* **Task material**:
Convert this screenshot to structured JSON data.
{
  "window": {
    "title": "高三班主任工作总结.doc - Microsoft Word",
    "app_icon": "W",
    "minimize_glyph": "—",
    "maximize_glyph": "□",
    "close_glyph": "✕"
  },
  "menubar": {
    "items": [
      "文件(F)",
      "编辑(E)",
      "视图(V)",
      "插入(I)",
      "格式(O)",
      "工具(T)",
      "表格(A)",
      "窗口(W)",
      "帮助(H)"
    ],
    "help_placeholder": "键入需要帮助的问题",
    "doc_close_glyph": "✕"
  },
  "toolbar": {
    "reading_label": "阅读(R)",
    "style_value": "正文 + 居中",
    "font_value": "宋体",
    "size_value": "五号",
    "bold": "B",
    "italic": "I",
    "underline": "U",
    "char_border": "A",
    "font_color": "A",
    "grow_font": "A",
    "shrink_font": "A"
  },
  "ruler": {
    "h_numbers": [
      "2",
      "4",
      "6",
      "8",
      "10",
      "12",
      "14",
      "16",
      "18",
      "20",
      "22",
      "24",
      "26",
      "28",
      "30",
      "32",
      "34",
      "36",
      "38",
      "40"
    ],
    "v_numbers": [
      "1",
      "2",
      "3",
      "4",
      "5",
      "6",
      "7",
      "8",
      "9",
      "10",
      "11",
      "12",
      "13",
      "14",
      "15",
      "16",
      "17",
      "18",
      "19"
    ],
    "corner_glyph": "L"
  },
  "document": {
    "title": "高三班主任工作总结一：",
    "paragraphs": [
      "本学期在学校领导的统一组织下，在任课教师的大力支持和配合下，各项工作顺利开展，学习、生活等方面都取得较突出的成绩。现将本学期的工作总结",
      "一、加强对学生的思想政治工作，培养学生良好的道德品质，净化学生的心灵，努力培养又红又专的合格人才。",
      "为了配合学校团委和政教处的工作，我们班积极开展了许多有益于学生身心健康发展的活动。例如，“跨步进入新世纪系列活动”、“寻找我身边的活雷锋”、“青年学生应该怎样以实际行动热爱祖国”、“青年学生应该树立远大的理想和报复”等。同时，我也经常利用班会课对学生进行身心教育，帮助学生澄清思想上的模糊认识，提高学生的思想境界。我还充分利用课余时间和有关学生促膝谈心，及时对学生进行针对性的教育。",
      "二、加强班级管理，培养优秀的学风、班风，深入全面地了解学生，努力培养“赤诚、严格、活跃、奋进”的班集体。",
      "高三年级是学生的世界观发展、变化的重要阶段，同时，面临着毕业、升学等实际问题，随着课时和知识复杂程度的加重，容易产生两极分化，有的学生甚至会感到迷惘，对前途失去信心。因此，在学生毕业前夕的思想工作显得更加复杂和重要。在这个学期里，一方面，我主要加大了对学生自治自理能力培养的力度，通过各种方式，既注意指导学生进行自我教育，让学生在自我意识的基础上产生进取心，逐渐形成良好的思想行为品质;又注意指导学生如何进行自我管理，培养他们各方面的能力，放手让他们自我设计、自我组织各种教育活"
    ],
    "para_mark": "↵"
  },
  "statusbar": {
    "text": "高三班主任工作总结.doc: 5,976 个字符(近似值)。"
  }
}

* **Description of the task**:
Copy each line that contains the word "title".

* **Exercise response**:
    "title": "高三班主任工作总结.doc - Microsoft Word",
    "title": "高三班主任工作总结一：",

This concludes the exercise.